*PAGE TEXT*
Rand drops 1% after GDP shock

The rand tumbled more than one percent on Tuesday after data showed the economy contracted sharply in the second quarter due to coronavirus restrictions, rattling already fragile investor sentiment and upping expectations of reforms.

At 1430 GMT, the rand was down 1.3% at R16.97 per dollar, most of the losses coming after statistics showed Africa’s most advanced economy shrank 51% in the second quarter, its fourth consecutive quarterly contraction.

“The GDP print might be a good incentive for the South African authorities to continue to push on with the well-needed reforms,” said Vladimir Demishev, a senior fixed income specialist at Sova Capital.

The economic slowdown was broad-based. Mining declined 73.1%, manufacturing fell 74.9% and construction shrank 76.6%.

“Of far greater concern is the fact that South Africa was already battling a recession before the pandemic hit, meaning that the virus may finally have tipped the economy over the edge into a depression,” said Maarten Ackerman, chief economist at Citadel.

It was the first time in the history of the data that growth had shrunk for four consecutive quarters, according to the stats agency.

Bonds also suffered, with the demand falling at the government auction of long-dated bonds earlier. At 1430 GMT the yield on the 2030 bond was up 5 baiss points to 9.265%.

Stocks were flat, with the benchmark FTSE/JSE all share index was up 0.1% to 54,450 points, while the top 40 companies index inched up 0.08% to 50,223 points at close of trading hours.

Supermarket chain Shoprite was among the big climbers on the day, with its share price up 10.6% to R128.72 after it reported record sales of R156.9 billion up 6.4% for the year ended June 28, with like-for-like sales up 4.4%.

*DATA FOR REVIEW*
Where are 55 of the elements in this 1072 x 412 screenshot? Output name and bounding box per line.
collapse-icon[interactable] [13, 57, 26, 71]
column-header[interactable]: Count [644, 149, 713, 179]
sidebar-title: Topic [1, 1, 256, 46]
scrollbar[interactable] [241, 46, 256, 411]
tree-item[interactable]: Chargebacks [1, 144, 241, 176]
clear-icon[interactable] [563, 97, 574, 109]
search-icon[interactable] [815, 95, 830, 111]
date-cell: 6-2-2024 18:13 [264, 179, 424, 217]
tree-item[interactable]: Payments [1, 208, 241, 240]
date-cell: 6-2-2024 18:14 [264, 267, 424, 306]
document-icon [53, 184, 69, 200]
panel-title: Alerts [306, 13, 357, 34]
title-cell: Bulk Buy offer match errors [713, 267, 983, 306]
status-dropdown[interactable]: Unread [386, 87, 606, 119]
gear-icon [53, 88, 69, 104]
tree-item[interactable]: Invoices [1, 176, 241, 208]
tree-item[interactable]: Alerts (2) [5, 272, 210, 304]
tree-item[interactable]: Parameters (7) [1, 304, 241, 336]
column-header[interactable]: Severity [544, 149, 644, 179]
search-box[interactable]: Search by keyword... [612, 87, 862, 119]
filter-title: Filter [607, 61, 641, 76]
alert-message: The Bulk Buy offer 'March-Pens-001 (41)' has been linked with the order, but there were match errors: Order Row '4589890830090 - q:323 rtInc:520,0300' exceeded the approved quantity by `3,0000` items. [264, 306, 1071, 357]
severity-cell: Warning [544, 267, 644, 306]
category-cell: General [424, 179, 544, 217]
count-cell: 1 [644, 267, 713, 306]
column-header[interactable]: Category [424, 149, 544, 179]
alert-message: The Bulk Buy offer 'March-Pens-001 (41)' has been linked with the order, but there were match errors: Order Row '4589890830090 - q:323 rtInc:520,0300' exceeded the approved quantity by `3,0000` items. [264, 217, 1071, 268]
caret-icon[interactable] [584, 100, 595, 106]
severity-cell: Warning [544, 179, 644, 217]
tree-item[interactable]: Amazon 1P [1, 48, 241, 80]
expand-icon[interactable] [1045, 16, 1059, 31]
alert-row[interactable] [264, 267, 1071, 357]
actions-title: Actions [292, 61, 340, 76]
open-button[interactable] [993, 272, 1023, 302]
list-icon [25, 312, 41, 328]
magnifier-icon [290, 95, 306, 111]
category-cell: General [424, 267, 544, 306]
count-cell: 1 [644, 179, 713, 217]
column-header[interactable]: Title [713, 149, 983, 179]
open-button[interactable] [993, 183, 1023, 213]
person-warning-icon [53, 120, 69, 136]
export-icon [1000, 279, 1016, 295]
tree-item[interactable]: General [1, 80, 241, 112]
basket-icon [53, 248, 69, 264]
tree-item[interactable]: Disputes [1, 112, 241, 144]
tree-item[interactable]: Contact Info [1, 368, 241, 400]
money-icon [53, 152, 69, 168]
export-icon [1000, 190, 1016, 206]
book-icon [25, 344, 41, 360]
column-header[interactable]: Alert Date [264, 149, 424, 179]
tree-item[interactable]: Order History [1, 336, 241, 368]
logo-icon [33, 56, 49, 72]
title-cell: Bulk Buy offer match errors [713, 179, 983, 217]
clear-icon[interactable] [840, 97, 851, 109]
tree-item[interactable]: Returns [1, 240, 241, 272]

*EXERCISE BRIEF*
Please translate this sentence from the article on the rand into Spanish: "It was the first time in the history of the data that growth had shrunk for four consecutive quarters, according to the stats agency."

*SOLUTION FOR THIS TASK*
Era la primera vez en la historia de los datos que el crecimiento se había contraído durante cuatro trimestres consecutivos, según la agencia de estadística.